** begin RECORDS SHOWN **
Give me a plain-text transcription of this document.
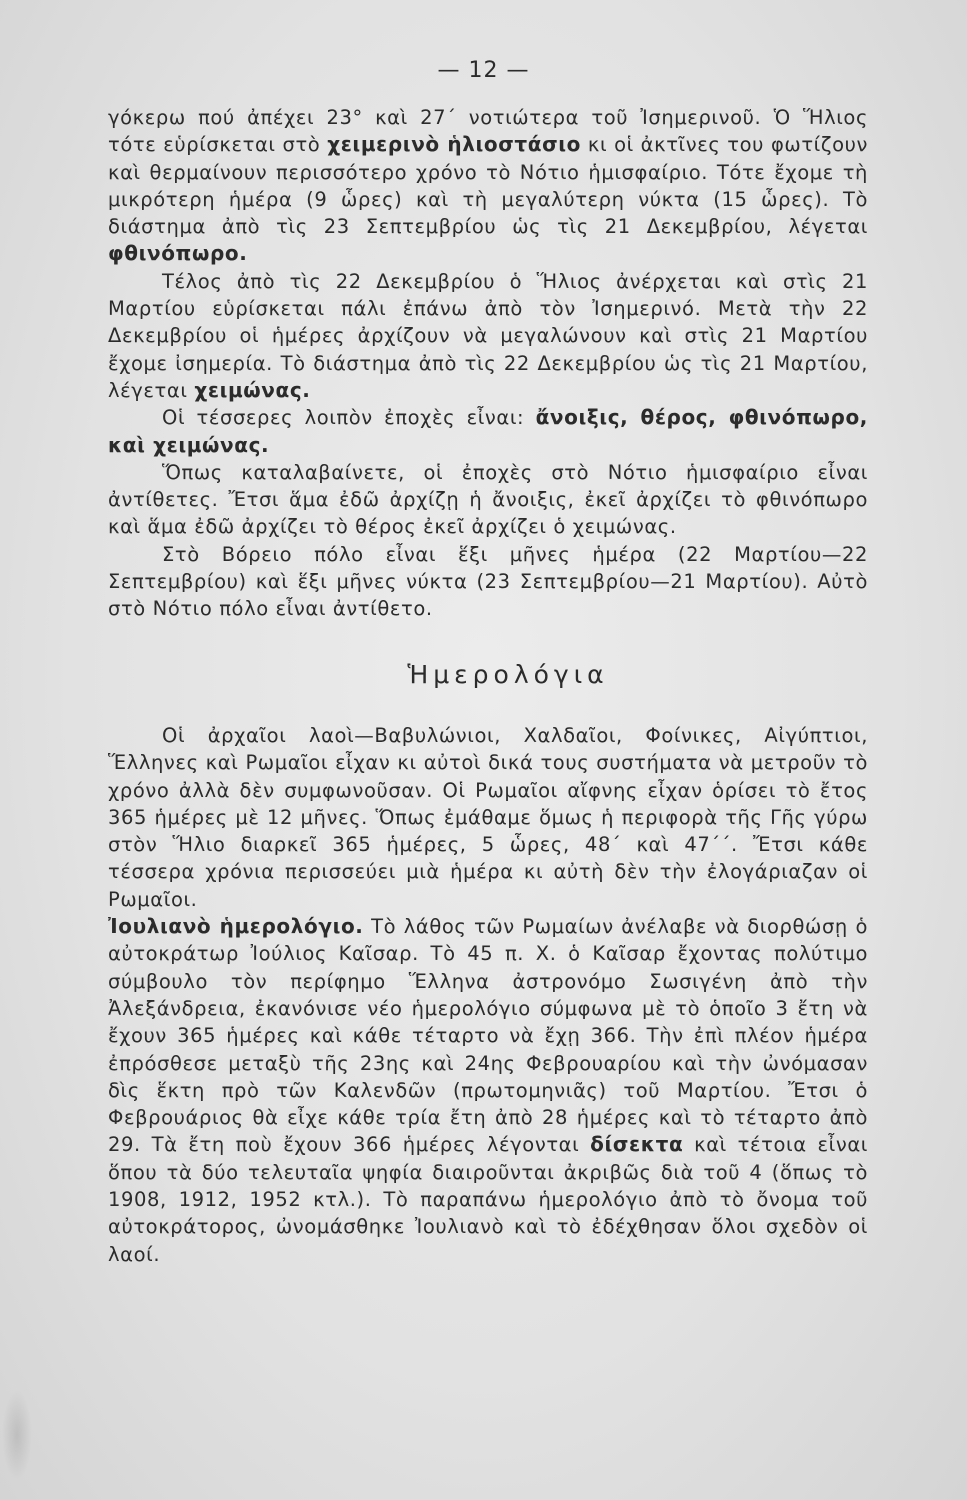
— 12 —

γόκερω πού ἀπέχει 23° καὶ 27΄ νοτιώτερα τοῦ Ἰσημερινοῦ. Ὁ Ἥλιος τότε εὑρίσκεται στὸ χειμερινὸ ἡλιοστάσιο κι οἱ ἀκτῖνες του φωτίζουν καὶ θερμαίνουν περισσότερο χρόνο τὸ Νότιο ἡμισφαίριο. Τότε ἔχομε τὴ μικρότερη ἡμέρα (9 ὧρες) καὶ τὴ μεγαλύτερη νύκτα (15 ὧρες). Τὸ διάστημα ἀπὸ τὶς 23 Σεπτεμβρίου ὡς τὶς 21 Δεκεμβρίου, λέγεται φθινόπωρο.

Τέλος ἀπὸ τὶς 22 Δεκεμβρίου ὁ Ἥλιος ἀνέρχεται καὶ στὶς 21 Μαρτίου εὑρίσκεται πάλι ἐπάνω ἀπὸ τὸν Ἰσημερινό. Μετὰ τὴν 22 Δεκεμβρίου οἱ ἡμέρες ἀρχίζουν νὰ μεγαλώνουν καὶ στὶς 21 Μαρτίου ἔχομε ἰσημερία. Τὸ διάστημα ἀπὸ τὶς 22 Δεκεμβρίου ὡς τὶς 21 Μαρτίου, λέγεται χειμώνας.

Οἱ τέσσερες λοιπὸν ἐποχὲς εἶναι: ἄνοιξις, θέρος, φθινόπωρο, καὶ χειμώνας.

Ὅπως καταλαβαίνετε, οἱ ἐποχὲς στὸ Νότιο ἡμισφαίριο εἶναι ἀντίθετες. Ἔτσι ἅμα ἐδῶ ἀρχίζῃ ἡ ἄνοιξις, ἐκεῖ ἀρχίζει τὸ φθινόπωρο καὶ ἅμα ἐδῶ ἀρχίζει τὸ θέρος ἐκεῖ ἀρχίζει ὁ χειμώνας.

Στὸ Βόρειο πόλο εἶναι ἕξι μῆνες ἡμέρα (22 Μαρτίου—22 Σεπτεμβρίου) καὶ ἕξι μῆνες νύκτα (23 Σεπτεμβρίου—21 Μαρτίου). Αὐτὸ στὸ Νότιο πόλο εἶναι ἀντίθετο.

Ἡμερολόγια

Οἱ ἀρχαῖοι λαοὶ—Βαβυλώνιοι, Χαλδαῖοι, Φοίνικες, Αἰγύπτιοι, Ἕλληνες καὶ Ρωμαῖοι εἶχαν κι αὐτοὶ δικά τους συστήματα νὰ μετροῦν τὸ χρόνο ἀλλὰ δὲν συμφωνοῦσαν. Οἱ Ρωμαῖοι αἴφνης εἶχαν ὁρίσει τὸ ἔτος 365 ἡμέρες μὲ 12 μῆνες. Ὅπως ἐμάθαμε ὅμως ἡ περιφορὰ τῆς Γῆς γύρω στὸν Ἥλιο διαρκεῖ 365 ἡμέρες, 5 ὧρες, 48΄ καὶ 47΄΄. Ἔτσι κάθε τέσσερα χρόνια περισσεύει μιὰ ἡμέρα κι αὐτὴ δὲν τὴν ἐλογάριαζαν οἱ Ρωμαῖοι.

Ἰουλιανὸ ἡμερολόγιο. Τὸ λάθος τῶν Ρωμαίων ἀνέλαβε νὰ διορθώσῃ ὁ αὐτοκράτωρ Ἰούλιος Καῖσαρ. Τὸ 45 π. Χ. ὁ Καῖσαρ ἔχοντας πολύτιμο σύμβουλο τὸν περίφημο Ἕλληνα ἀστρονόμο Σωσιγένη ἀπὸ τὴν Ἀλεξάνδρεια, ἐκανόνισε νέο ἡμερολόγιο σύμφωνα μὲ τὸ ὁποῖο 3 ἔτη νὰ ἔχουν 365 ἡμέρες καὶ κάθε τέταρτο νὰ ἔχῃ 366. Τὴν ἐπὶ πλέον ἡμέρα ἐπρόσθεσε μεταξὺ τῆς 23ης καὶ 24ης Φεβρουαρίου καὶ τὴν ὠνόμασαν δὶς ἕκτη πρὸ τῶν Καλενδῶν (πρωτομηνιᾶς) τοῦ Μαρτίου. Ἔτσι ὁ Φεβρουάριος θὰ εἶχε κάθε τρία ἔτη ἀπὸ 28 ἡμέρες καὶ τὸ τέταρτο ἀπὸ 29. Τὰ ἔτη ποὺ ἔχουν 366 ἡμέρες λέγονται δίσεκτα καὶ τέτοια εἶναι ὅπου τὰ δύο τελευταῖα ψηφία διαιροῦνται ἀκριβῶς διὰ τοῦ 4 (ὅπως τὸ 1908, 1912, 1952 κτλ.). Τὸ παραπάνω ἡμερολόγιο ἀπὸ τὸ ὄνομα τοῦ αὐτοκράτορος, ὠνομάσθηκε Ἰουλιανὸ καὶ τὸ ἐδέχθησαν ὅλοι σχεδὸν οἱ λαοί.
** end RECORDS SHOWN **
Without including any pictures, please restate all the records exactly.

Give me a plain-text transcription of this document.
— 12 —

γόκερω πού ἀπέχει 23° καὶ 27΄ νοτιώτερα τοῦ Ἰσημερινοῦ. Ὁ Ἥλιος τότε εὑρίσκεται στὸ χειμερινὸ ἡλιοστάσιο κι οἱ ἀκτῖνες του φωτίζουν καὶ θερμαίνουν περισσότερο χρόνο τὸ Νότιο ἡμισφαίριο. Τότε ἔχομε τὴ μικρότερη ἡμέρα (9 ὧρες) καὶ τὴ μεγαλύτερη νύκτα (15 ὧρες). Τὸ διάστημα ἀπὸ τὶς 23 Σεπτεμβρίου ὡς τὶς 21 Δεκεμβρίου, λέγεται φθινόπωρο.

Τέλος ἀπὸ τὶς 22 Δεκεμβρίου ὁ Ἥλιος ἀνέρχεται καὶ στὶς 21 Μαρτίου εὑρίσκεται πάλι ἐπάνω ἀπὸ τὸν Ἰσημερινό. Μετὰ τὴν 22 Δεκεμβρίου οἱ ἡμέρες ἀρχίζουν νὰ μεγαλώνουν καὶ στὶς 21 Μαρτίου ἔχομε ἰσημερία. Τὸ διάστημα ἀπὸ τὶς 22 Δεκεμβρίου ὡς τὶς 21 Μαρτίου, λέγεται χειμώνας.

Οἱ τέσσερες λοιπὸν ἐποχὲς εἶναι: ἄνοιξις, θέρος, φθινόπωρο, καὶ χειμώνας.

Ὅπως καταλαβαίνετε, οἱ ἐποχὲς στὸ Νότιο ἡμισφαίριο εἶναι ἀντίθετες. Ἔτσι ἅμα ἐδῶ ἀρχίζῃ ἡ ἄνοιξις, ἐκεῖ ἀρχίζει τὸ φθινόπωρο καὶ ἅμα ἐδῶ ἀρχίζει τὸ θέρος ἐκεῖ ἀρχίζει ὁ χειμώνας.

Στὸ Βόρειο πόλο εἶναι ἕξι μῆνες ἡμέρα (22 Μαρτίου—22 Σεπτεμβρίου) καὶ ἕξι μῆνες νύκτα (23 Σεπτεμβρίου—21 Μαρτίου). Αὐτὸ στὸ Νότιο πόλο εἶναι ἀντίθετο.

Ἡμερολόγια

Οἱ ἀρχαῖοι λαοὶ—Βαβυλώνιοι, Χαλδαῖοι, Φοίνικες, Αἰγύπτιοι, Ἕλληνες καὶ Ρωμαῖοι εἶχαν κι αὐτοὶ δικά τους συστήματα νὰ μετροῦν τὸ χρόνο ἀλλὰ δὲν συμφωνοῦσαν. Οἱ Ρωμαῖοι αἴφνης εἶχαν ὁρίσει τὸ ἔτος 365 ἡμέρες μὲ 12 μῆνες. Ὅπως ἐμάθαμε ὅμως ἡ περιφορὰ τῆς Γῆς γύρω στὸν Ἥλιο διαρκεῖ 365 ἡμέρες, 5 ὧρες, 48΄ καὶ 47΄΄. Ἔτσι κάθε τέσσερα χρόνια περισσεύει μιὰ ἡμέρα κι αὐτὴ δὲν τὴν ἐλογάριαζαν οἱ Ρωμαῖοι.

Ἰουλιανὸ ἡμερολόγιο. Τὸ λάθος τῶν Ρωμαίων ἀνέλαβε νὰ διορθώσῃ ὁ αὐτοκράτωρ Ἰούλιος Καῖσαρ. Τὸ 45 π. Χ. ὁ Καῖσαρ ἔχοντας πολύτιμο σύμβουλο τὸν περίφημο Ἕλληνα ἀστρονόμο Σωσιγένη ἀπὸ τὴν Ἀλεξάνδρεια, ἐκανόνισε νέο ἡμερολόγιο σύμφωνα μὲ τὸ ὁποῖο 3 ἔτη νὰ ἔχουν 365 ἡμέρες καὶ κάθε τέταρτο νὰ ἔχῃ 366. Τὴν ἐπὶ πλέον ἡμέρα ἐπρόσθεσε μεταξὺ τῆς 23ης καὶ 24ης Φεβρουαρίου καὶ τὴν ὠνόμασαν δὶς ἕκτη πρὸ τῶν Καλενδῶν (πρωτομηνιᾶς) τοῦ Μαρτίου. Ἔτσι ὁ Φεβρουάριος θὰ εἶχε κάθε τρία ἔτη ἀπὸ 28 ἡμέρες καὶ τὸ τέταρτο ἀπὸ 29. Τὰ ἔτη ποὺ ἔχουν 366 ἡμέρες λέγονται δίσεκτα καὶ τέτοια εἶναι ὅπου τὰ δύο τελευταῖα ψηφία διαιροῦνται ἀκριβῶς διὰ τοῦ 4 (ὅπως τὸ 1908, 1912, 1952 κτλ.). Τὸ παραπάνω ἡμερολόγιο ἀπὸ τὸ ὄνομα τοῦ αὐτοκράτορος, ὠνομάσθηκε Ἰουλιανὸ καὶ τὸ ἐδέχθησαν ὅλοι σχεδὸν οἱ λαοί.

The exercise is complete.